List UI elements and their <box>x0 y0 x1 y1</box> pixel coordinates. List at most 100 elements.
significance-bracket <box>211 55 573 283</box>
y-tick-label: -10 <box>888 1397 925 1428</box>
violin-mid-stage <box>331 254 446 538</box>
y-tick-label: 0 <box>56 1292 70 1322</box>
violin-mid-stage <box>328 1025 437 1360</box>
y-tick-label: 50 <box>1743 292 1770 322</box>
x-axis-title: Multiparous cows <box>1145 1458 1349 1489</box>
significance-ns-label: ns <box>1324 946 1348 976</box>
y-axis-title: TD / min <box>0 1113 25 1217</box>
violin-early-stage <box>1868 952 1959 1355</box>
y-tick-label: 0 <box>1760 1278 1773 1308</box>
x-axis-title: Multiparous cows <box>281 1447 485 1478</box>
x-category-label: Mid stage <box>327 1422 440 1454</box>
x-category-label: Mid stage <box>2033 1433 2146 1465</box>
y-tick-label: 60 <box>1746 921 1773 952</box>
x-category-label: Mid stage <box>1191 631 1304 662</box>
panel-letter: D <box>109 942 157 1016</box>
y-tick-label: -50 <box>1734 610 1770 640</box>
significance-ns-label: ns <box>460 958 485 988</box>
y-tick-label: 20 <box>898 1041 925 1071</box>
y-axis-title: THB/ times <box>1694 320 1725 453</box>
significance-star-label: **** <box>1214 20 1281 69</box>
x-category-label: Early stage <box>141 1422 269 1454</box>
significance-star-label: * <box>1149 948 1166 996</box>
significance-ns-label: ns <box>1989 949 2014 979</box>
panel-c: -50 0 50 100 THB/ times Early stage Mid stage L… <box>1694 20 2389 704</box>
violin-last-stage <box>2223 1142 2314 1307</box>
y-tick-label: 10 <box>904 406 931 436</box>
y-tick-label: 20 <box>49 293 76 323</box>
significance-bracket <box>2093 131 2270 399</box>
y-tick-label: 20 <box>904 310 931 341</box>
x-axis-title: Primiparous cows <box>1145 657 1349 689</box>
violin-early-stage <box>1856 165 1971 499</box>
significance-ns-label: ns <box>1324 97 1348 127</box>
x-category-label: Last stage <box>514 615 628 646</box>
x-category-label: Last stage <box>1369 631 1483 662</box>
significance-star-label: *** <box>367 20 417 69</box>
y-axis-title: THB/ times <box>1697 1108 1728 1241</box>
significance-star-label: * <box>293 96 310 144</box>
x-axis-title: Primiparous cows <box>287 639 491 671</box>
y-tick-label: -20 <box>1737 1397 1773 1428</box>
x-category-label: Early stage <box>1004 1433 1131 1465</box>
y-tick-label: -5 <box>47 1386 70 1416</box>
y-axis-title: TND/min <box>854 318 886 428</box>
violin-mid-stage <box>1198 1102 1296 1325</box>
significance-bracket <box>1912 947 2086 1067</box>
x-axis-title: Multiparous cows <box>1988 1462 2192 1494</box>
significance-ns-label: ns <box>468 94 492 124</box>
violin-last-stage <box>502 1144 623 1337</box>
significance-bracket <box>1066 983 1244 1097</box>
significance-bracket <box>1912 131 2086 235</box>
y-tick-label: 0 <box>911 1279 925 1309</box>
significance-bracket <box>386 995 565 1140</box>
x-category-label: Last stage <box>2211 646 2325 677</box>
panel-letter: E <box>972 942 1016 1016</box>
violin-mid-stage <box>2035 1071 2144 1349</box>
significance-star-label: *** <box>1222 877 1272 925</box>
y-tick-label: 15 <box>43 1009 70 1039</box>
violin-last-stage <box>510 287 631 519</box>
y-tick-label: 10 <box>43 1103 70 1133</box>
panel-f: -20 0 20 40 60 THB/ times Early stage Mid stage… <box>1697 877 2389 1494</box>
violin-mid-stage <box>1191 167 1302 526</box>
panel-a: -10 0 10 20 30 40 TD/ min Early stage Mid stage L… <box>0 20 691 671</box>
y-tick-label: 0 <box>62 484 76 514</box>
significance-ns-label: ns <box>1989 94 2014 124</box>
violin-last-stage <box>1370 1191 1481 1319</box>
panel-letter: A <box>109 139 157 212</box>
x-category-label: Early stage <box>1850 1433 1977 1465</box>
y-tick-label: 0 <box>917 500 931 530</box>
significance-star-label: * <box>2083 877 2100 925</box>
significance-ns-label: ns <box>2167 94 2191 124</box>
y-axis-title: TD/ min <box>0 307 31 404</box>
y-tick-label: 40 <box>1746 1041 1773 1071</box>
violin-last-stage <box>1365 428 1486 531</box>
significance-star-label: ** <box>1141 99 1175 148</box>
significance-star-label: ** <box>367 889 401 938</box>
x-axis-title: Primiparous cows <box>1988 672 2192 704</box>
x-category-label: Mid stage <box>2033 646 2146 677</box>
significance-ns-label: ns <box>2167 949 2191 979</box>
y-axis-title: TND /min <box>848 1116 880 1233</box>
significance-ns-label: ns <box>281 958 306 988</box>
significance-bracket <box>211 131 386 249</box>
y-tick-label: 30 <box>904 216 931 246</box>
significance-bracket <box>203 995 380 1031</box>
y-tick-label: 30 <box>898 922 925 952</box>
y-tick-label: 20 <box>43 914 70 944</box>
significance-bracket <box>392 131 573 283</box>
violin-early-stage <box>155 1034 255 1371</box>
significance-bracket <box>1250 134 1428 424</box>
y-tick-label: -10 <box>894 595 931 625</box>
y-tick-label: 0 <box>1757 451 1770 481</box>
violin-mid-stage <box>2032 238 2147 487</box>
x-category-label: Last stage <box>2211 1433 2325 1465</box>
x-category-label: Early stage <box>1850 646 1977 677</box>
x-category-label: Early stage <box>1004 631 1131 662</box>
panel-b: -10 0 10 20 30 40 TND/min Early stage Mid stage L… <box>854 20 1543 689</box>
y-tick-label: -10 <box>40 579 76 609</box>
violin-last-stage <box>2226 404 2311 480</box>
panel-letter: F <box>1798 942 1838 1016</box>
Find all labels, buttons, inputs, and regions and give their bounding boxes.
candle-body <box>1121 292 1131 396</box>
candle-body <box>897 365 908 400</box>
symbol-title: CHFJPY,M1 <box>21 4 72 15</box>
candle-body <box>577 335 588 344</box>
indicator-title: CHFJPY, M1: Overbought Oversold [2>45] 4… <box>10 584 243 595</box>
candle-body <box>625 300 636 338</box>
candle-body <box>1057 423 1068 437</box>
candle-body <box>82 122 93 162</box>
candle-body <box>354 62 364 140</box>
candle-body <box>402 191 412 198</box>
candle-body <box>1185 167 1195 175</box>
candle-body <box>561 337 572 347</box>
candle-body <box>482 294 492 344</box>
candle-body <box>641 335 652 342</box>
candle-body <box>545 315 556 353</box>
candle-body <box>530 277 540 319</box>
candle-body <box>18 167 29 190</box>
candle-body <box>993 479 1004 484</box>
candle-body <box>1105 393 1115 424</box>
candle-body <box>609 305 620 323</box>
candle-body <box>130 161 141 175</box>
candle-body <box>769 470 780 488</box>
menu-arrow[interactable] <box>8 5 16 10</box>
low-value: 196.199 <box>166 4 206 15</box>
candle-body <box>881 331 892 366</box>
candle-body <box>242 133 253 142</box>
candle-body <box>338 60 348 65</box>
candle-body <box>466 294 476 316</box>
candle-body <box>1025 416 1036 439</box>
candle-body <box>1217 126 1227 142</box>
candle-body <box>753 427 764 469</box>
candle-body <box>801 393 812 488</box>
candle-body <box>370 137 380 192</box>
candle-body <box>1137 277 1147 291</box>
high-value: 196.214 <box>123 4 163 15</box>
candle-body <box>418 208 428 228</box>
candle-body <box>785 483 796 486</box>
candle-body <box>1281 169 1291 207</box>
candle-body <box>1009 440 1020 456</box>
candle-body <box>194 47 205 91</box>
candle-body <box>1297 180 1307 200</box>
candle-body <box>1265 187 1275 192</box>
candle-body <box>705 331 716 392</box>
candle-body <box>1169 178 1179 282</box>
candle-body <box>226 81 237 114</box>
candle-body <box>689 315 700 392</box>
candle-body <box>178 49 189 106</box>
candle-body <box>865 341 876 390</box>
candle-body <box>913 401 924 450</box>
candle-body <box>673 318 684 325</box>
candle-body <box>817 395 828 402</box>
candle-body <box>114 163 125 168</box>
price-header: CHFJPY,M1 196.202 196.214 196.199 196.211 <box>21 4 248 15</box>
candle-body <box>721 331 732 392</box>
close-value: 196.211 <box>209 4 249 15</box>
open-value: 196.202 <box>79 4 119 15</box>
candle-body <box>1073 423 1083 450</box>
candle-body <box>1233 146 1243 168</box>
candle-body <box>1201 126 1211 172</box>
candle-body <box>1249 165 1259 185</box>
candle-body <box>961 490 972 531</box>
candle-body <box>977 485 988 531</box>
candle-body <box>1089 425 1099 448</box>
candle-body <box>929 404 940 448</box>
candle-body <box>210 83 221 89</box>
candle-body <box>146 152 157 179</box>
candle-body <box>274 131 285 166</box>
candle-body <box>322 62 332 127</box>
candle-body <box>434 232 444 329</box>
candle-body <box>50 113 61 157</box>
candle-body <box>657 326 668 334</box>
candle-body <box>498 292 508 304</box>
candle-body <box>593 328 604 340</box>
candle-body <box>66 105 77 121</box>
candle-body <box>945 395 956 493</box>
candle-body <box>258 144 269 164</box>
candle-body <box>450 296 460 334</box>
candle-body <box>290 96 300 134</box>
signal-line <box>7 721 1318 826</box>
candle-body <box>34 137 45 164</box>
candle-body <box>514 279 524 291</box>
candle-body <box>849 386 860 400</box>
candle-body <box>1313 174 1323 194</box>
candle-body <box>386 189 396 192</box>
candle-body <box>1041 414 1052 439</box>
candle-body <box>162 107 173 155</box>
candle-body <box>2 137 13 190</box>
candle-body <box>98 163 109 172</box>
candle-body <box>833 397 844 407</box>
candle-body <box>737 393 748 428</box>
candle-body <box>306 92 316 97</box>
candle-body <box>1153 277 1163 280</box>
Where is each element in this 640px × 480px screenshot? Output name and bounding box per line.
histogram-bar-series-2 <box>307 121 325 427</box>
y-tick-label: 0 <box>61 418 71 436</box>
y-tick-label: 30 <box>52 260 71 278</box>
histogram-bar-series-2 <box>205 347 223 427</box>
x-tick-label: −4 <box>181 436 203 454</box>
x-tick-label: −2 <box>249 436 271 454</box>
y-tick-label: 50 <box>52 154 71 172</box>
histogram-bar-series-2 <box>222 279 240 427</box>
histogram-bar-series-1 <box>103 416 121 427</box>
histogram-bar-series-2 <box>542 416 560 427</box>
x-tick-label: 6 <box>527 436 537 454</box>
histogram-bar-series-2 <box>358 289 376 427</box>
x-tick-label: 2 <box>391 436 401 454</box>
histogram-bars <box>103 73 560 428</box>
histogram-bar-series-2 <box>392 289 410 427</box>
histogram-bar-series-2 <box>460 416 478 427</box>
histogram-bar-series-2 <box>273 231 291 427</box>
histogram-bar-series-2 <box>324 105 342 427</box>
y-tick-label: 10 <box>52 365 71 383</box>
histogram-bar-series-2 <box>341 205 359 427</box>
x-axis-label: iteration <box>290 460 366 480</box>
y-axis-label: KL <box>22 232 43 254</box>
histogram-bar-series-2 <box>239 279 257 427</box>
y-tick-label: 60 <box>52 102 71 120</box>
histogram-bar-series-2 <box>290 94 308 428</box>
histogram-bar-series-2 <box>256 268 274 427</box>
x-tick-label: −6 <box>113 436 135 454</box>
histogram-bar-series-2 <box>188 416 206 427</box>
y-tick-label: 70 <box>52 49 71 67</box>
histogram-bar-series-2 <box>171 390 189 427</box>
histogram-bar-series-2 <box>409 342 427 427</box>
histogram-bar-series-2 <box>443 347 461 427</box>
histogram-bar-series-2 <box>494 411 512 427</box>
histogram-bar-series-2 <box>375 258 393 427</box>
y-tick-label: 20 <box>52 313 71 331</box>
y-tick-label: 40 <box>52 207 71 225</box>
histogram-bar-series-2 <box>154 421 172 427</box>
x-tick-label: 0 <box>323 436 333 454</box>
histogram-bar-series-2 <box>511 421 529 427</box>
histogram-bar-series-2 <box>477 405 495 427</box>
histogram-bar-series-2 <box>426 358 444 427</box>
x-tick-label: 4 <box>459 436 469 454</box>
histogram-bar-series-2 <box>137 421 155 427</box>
────────
(SHORT EXERCISE):
Reproduce word for word the lines of the listing from its start through the line containing "y-tick-label: 0 <box>56 1292 70 1322</box>", inclusive.

(OUTPUT FOR THIS TASK):
List UI elements and their <box>x0 y0 x1 y1</box> pixel coordinates. List at most 100 elements.
significance-bracket <box>211 55 573 283</box>
y-tick-label: -10 <box>888 1397 925 1428</box>
violin-mid-stage <box>331 254 446 538</box>
y-tick-label: 0 <box>56 1292 70 1322</box>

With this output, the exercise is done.